PROMPT: Return each entry exactly, omitting nothing.

Stored entries:
---+---

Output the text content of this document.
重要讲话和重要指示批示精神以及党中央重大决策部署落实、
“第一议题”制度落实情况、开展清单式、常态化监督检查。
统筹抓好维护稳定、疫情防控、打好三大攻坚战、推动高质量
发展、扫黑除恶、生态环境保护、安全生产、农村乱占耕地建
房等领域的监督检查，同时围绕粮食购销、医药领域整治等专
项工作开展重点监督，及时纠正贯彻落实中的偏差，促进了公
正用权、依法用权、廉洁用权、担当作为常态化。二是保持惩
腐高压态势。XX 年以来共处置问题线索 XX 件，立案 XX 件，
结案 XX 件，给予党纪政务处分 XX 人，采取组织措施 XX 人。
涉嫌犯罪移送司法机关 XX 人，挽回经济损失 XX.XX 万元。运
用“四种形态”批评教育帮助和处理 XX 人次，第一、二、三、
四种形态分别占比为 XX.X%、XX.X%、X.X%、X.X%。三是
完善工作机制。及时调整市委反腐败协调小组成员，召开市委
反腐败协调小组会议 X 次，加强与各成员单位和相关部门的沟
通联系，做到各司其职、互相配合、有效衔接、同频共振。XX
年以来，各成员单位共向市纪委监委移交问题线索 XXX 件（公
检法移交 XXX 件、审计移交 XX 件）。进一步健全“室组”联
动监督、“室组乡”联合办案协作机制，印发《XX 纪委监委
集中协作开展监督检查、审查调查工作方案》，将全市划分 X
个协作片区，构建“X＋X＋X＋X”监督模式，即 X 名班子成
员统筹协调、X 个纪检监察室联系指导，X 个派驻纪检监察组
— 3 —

---+---

THE OUTPUT:
Output the text content of this document.
重要讲话和重要指示批示精神以及党中央重大决策部署落实、
“第一议题”制度落实情况、开展清单式、常态化监督检查。
统筹抓好维护稳定、疫情防控、打好三大攻坚战、推动高质量
发展、扫黑除恶、生态环境保护、安全生产、农村乱占耕地建
房等领域的监督检查，同时围绕粮食购销、医药领域整治等专
项工作开展重点监督，及时纠正贯彻落实中的偏差，促进了公
正用权、依法用权、廉洁用权、担当作为常态化。二是保持惩
腐高压态势。XX 年以来共处置问题线索 XX 件，立案 XX 件，
结案 XX 件，给予党纪政务处分 XX 人，采取组织措施 XX 人。
涉嫌犯罪移送司法机关 XX 人，挽回经济损失 XX.XX 万元。运
用“四种形态”批评教育帮助和处理 XX 人次，第一、二、三、
四种形态分别占比为 XX.X%、XX.X%、X.X%、X.X%。三是
完善工作机制。及时调整市委反腐败协调小组成员，召开市委
反腐败协调小组会议 X 次，加强与各成员单位和相关部门的沟
通联系，做到各司其职、互相配合、有效衔接、同频共振。XX
年以来，各成员单位共向市纪委监委移交问题线索 XXX 件（公
检法移交 XXX 件、审计移交 XX 件）。进一步健全“室组”联
动监督、“室组乡”联合办案协作机制，印发《XX 纪委监委
集中协作开展监督检查、审查调查工作方案》，将全市划分 X
个协作片区，构建“X＋X＋X＋X”监督模式，即 X 名班子成
员统筹协调、X 个纪检监察室联系指导，X 个派驻纪检监察组
— 3 —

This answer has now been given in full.